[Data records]
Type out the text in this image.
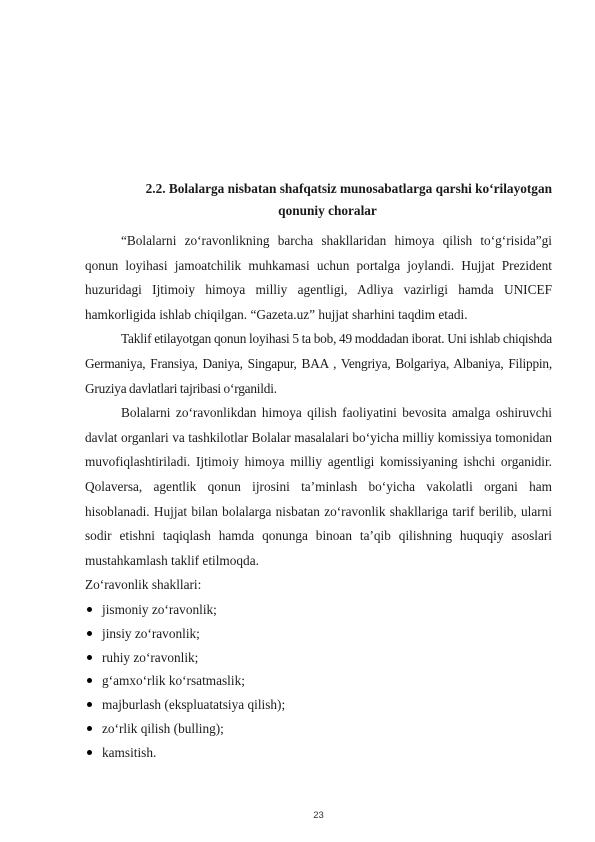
2.2. Bolalarga nisbatan shafqatsiz munosabatlarga qarshi ko‘rilayotgan
qonuniy choralar

“Bolalarni zo‘ravonlikning barcha shakllaridan himoya qilish to‘g‘risida”gi qonun loyihasi jamoatchilik muhkamasi uchun portalga joylandi. Hujjat Prezident huzuridagi Ijtimoiy himoya milliy agentligi, Adliya vazirligi hamda UNICEF hamkorligida ishlab chiqilgan. “Gazeta.uz” hujjat sharhini taqdim etadi.

Taklif etilayotgan qonun loyihasi 5 ta bob, 49 moddadan iborat. Uni ishlab chiqishda Germaniya, Fransiya, Daniya, Singapur, BAA , Vengriya, Bolgariya, Albaniya, Filippin, Gruziya davlatlari tajribasi o‘rganildi.

Bolalarni zo‘ravonlikdan himoya qilish faoliyatini bevosita amalga oshiruvchi davlat organlari va tashkilotlar Bolalar masalalari bo‘yicha milliy komissiya tomonidan muvofiqlashtiriladi. Ijtimoiy himoya milliy agentligi komissiyaning ishchi organidir. Qolaversa, agentlik qonun ijrosini ta’minlash bo‘yicha vakolatli organi ham hisoblanadi. Hujjat bilan bolalarga nisbatan zo‘ravonlik shakllariga tarif berilib, ularni sodir etishni taqiqlash hamda qonunga binoan ta’qib qilishning huquqiy asoslari mustahkamlash taklif etilmoqda.

Zo‘ravonlik shakllari:

jismoniy zo‘ravonlik;
jinsiy zo‘ravonlik;
ruhiy zo‘ravonlik;
g‘amxo‘rlik ko‘rsatmaslik;
majburlash (ekspluatatsiya qilish);
zo‘rlik qilish (bulling);
kamsitish.
23
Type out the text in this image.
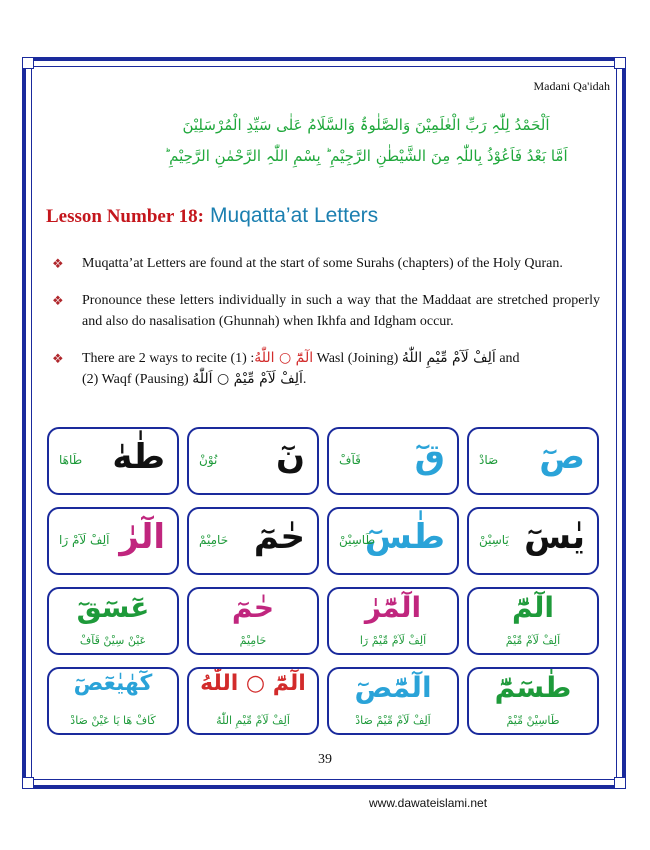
Madani Qa'idah
اَلْحَمْدُ لِلّٰہِ رَبِّ الْعٰلَمِیْنَ وَالصَّلٰوۃُ وَالسَّلَامُ عَلٰی سَیِّدِ الْمُرْسَلِیْنَ
اَمَّا بَعْدُ فَاَعُوْذُ بِاللّٰہِ مِنَ الشَّیْطٰنِ الرَّجِیْمِ ؕ بِسْمِ اللّٰہِ الرَّحْمٰنِ الرَّحِیْمِ ؕ
Lesson Number 18: Muqatta’at Letters
❖ Muqatta’at Letters are found at the start of some Surahs (chapters) of the Holy Quran.
❖ Pronounce these letters individually in such a way that the Maddaat are stretched properly and also do nasalisation (Ghunnah) when Ikhfa and Idgham occur.
❖ There are 2 ways to recite الٓمّٓ ○ اللّٰهُ: (1) Wasl (Joining) اَلِفْ لَآمْ مِّيْمِ اللّٰهُ and
(2) Waqf (Pausing) اَلِفْ لَآمْ مِّيْمْ ○ اَللّٰهُ.
صٓ
صَادْ
قٓ
قَآفْ
نٓ
نُوْنْ
طٰهٰ
طَاهَا
يٰسٓ
يَاسِيْنْ
طٰسٓ
طَاسِيْنْ
حٰمٓ
حَامِيْمْ
الٓرٰ
اَلِفْ لَآمْ رَا
الٓمّٓ
اَلِفْ لَآمْ مِّيْمْ
الٓمّٓرٰ
اَلِفْ لَآمْ مِّيْمْ رَا
حٰمٓ
حَامِيْمْ
عٓسٓقٓ
عَيْنْ سِيْنْ قَآفْ
طٰسٓمّٓ
طَاسِيْنْ مِّيْمْ
الٓمّٓصٓ
اَلِفْ لَآمْ مِّيْمْ صَادْ
الٓمّٓ ○ اللّٰهُ
اَلِفْ لَآمْ مِّيْمِ اللّٰهُ
كٓهٰيٰعٓصٓ
كَافْ هَا يَا عَيْنْ صَادْ
39
www.dawateislami.net
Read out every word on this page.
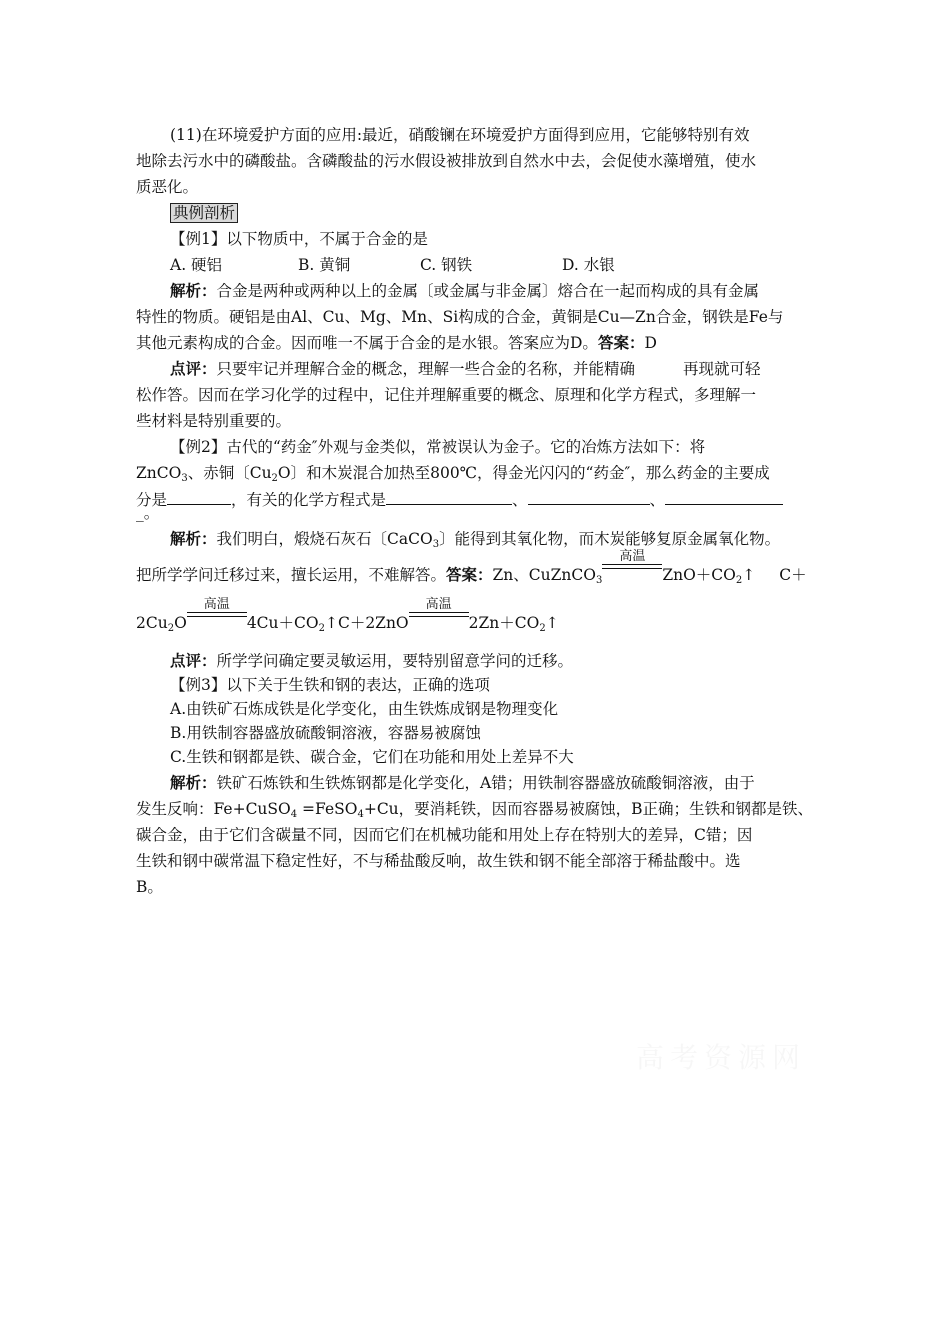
(11)在环境爱护方面的应用:最近，硝酸镧在环境爱护方面得到应用，它能够特别有效
地除去污水中的磷酸盐。含磷酸盐的污水假设被排放到自然水中去，会促使水藻增殖，使水
质恶化。
典例剖析
【例1】以下物质中，不属于合金的是
A. 硬铝	B. 黄铜	C. 钢铁	D. 水银
解析：合金是两种或两种以上的金属〔或金属与非金属〕熔合在一起而构成的具有金属
特性的物质。硬铝是由Al、Cu、Mg、Mn、Si构成的合金，黄铜是Cu—Zn合金，钢铁是Fe与
其他元素构成的合金。因而唯一不属于合金的是水银。答案应为D。答案：D
点评：只要牢记并理解合金的概念，理解一些合金的名称，并能精确	再现就可轻
松作答。因而在学习化学的过程中，记住并理解重要的概念、原理和化学方程式，多理解一
些材料是特别重要的。
【例2】古代的“药金″外观与金类似，常被误认为金子。它的冶炼方法如下：将
ZnCO$_3$、赤铜〔$Cu_2O$〕和木炭混合加热至800℃，得金光闪闪的“药金″，那么药金的主要成
分是	，有关的化学方程式是	、	、
_。
解析：我们明白，煅烧石灰石〔CaCO$_3$〕能得到其氧化物，而木炭能够复原金属氧化物。
把所学学问迁移过来，擅长运用，不难解答。答案：Zn、CuZnCO$_3$
高温
$ZnO+CO_2↑$ C＋
$2Cu_2O$
高温
$4Cu+CO_2↑C+2ZnO$
高温
$2Zn+CO_2↑$
点评：所学学问确定要灵敏运用，要特别留意学问的迁移。
【例3】以下关于生铁和钢的表达，正确的选项
A.由铁矿石炼成铁是化学变化，由生铁炼成钢是物理变化
B.用铁制容器盛放硫酸铜溶液，容器易被腐蚀
C.生铁和钢都是铁、碳合金，它们在功能和用处上差异不大
解析：铁矿石炼铁和生铁炼钢都是化学变化，A错；用铁制容器盛放硫酸铜溶液，由于
发生反响：Fe+CuSO$_4$ =FeSO$_4$+Cu，要消耗铁，因而容器易被腐蚀，B正确；生铁和钢都是铁、
碳合金，由于它们含碳量不同，因而它们在机械功能和用处上存在特别大的差异，C错；因
生铁和钢中碳常温下稳定性好，不与稀盐酸反响，故生铁和钢不能全部溶于稀盐酸中。选
B。
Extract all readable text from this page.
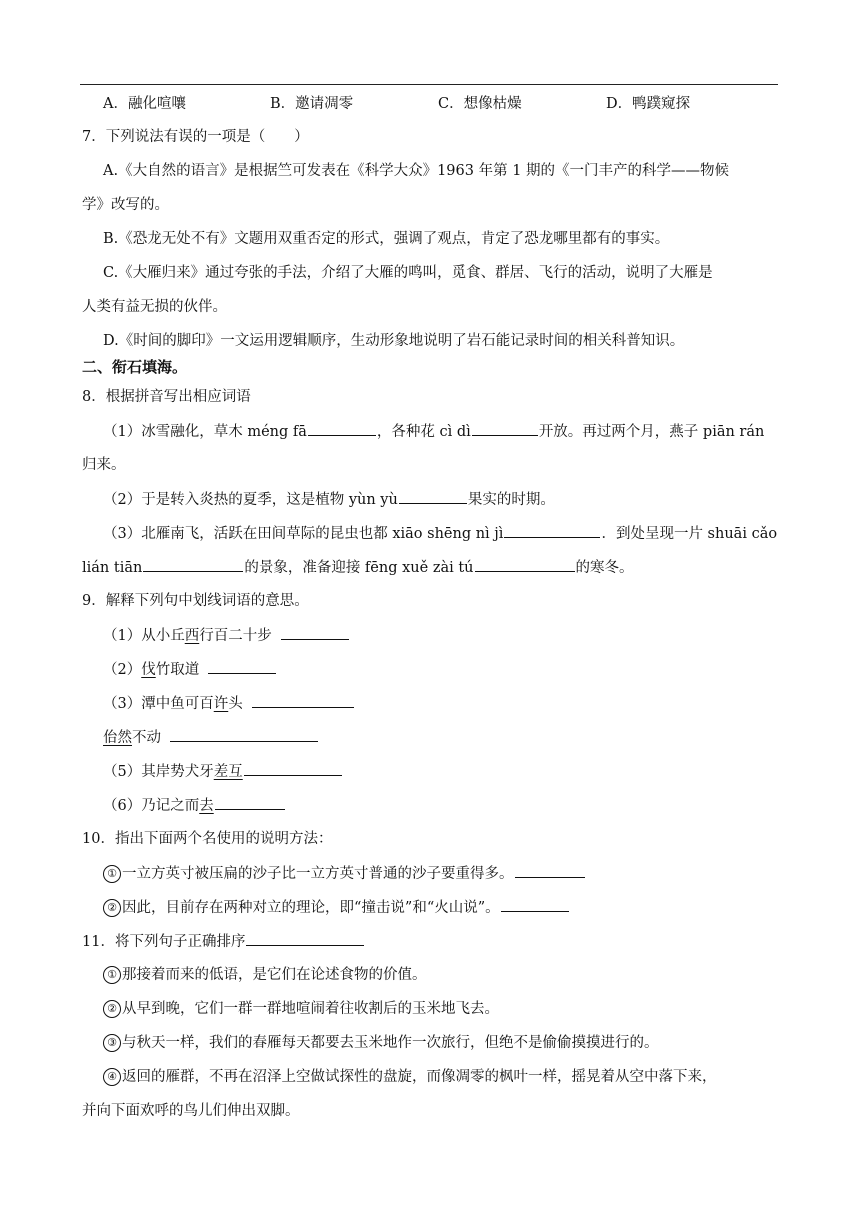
A．融化喧嚷	B．邀请凋零	C．想像枯燥	D．鸭蹼窥探
7．下列说法有误的一项是（　　）
A.《大自然的语言》是根据竺可发表在《科学大众》1963 年第 1 期的《一门丰产的科学——物候
学》改写的。
B.《恐龙无处不有》文题用双重否定的形式，强调了观点，肯定了恐龙哪里都有的事实。
C.《大雁归来》通过夸张的手法，介绍了大雁的鸣叫，觅食、群居、飞行的活动，说明了大雁是
人类有益无损的伙伴。
D.《时间的脚印》一文运用逻辑顺序，生动形象地说明了岩石能记录时间的相关科普知识。
二、衔石填海。
8．根据拼音写出相应词语
（1）冰雪融化，草木 méng fā	，各种花 cì dì	开放。再过两个月，燕子 piān rán
归来。
（2）于是转入炎热的夏季，这是植物 yùn yù	果实的时期。
（3）北雁南飞，活跃在田间草际的昆虫也都 xiāo shēng nì jì	．到处呈现一片 shuāi cǎo
lián tiān	的景象，准备迎接 fēng xuě zài tú	的寒冬。
9．解释下列句中划线词语的意思。
（1）从小丘西行百二十步
（2）伐竹取道
（3）潭中鱼可百许头
佁然不动
（5）其岸势犬牙差互
（6）乃记之而去
10．指出下面两个名使用的说明方法：
① 一立方英寸被压扁的沙子比一立方英寸普通的沙子要重得多。
② 因此，目前存在两种对立的理论，即“撞击说”和“火山说”。
11．将下列句子正确排序
① 那接着而来的低语，是它们在论述食物的价值。
② 从早到晚，它们一群一群地喧闹着往收割后的玉米地飞去。
③ 与秋天一样，我们的春雁每天都要去玉米地作一次旅行，但绝不是偷偷摸摸进行的。
④ 返回的雁群，不再在沼泽上空做试探性的盘旋，而像凋零的枫叶一样，摇晃着从空中落下来，
并向下面欢呼的鸟儿们伸出双脚。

### WHAT TO DO
Extract, from the listing above, every line where the string "Hujjat" occurs.

### THE ANSWER
“Bolalarni zo‘ravonlikning barcha shakllaridan himoya qilish to‘g‘risida”gi qonun loyihasi jamoatchilik muhkamasi uchun portalga joylandi. Hujjat Prezident huzuridagi Ijtimoiy himoya milliy agentligi, Adliya vazirligi hamda UNICEF hamkorligida ishlab chiqilgan. “Gazeta.uz” hujjat sharhini taqdim etadi.
Bolalarni zo‘ravonlikdan himoya qilish faoliyatini bevosita amalga oshiruvchi davlat organlari va tashkilotlar Bolalar masalalari bo‘yicha milliy komissiya tomonidan muvofiqlashtiriladi. Ijtimoiy himoya milliy agentligi komissiyaning ishchi organidir. Qolaversa, agentlik qonun ijrosini ta’minlash bo‘yicha vakolatli organi ham hisoblanadi. Hujjat bilan bolalarga nisbatan zo‘ravonlik shakllariga tarif berilib, ularni sodir etishni taqiqlash hamda qonunga binoan ta’qib qilishning huquqiy asoslari mustahkamlash taklif etilmoqda.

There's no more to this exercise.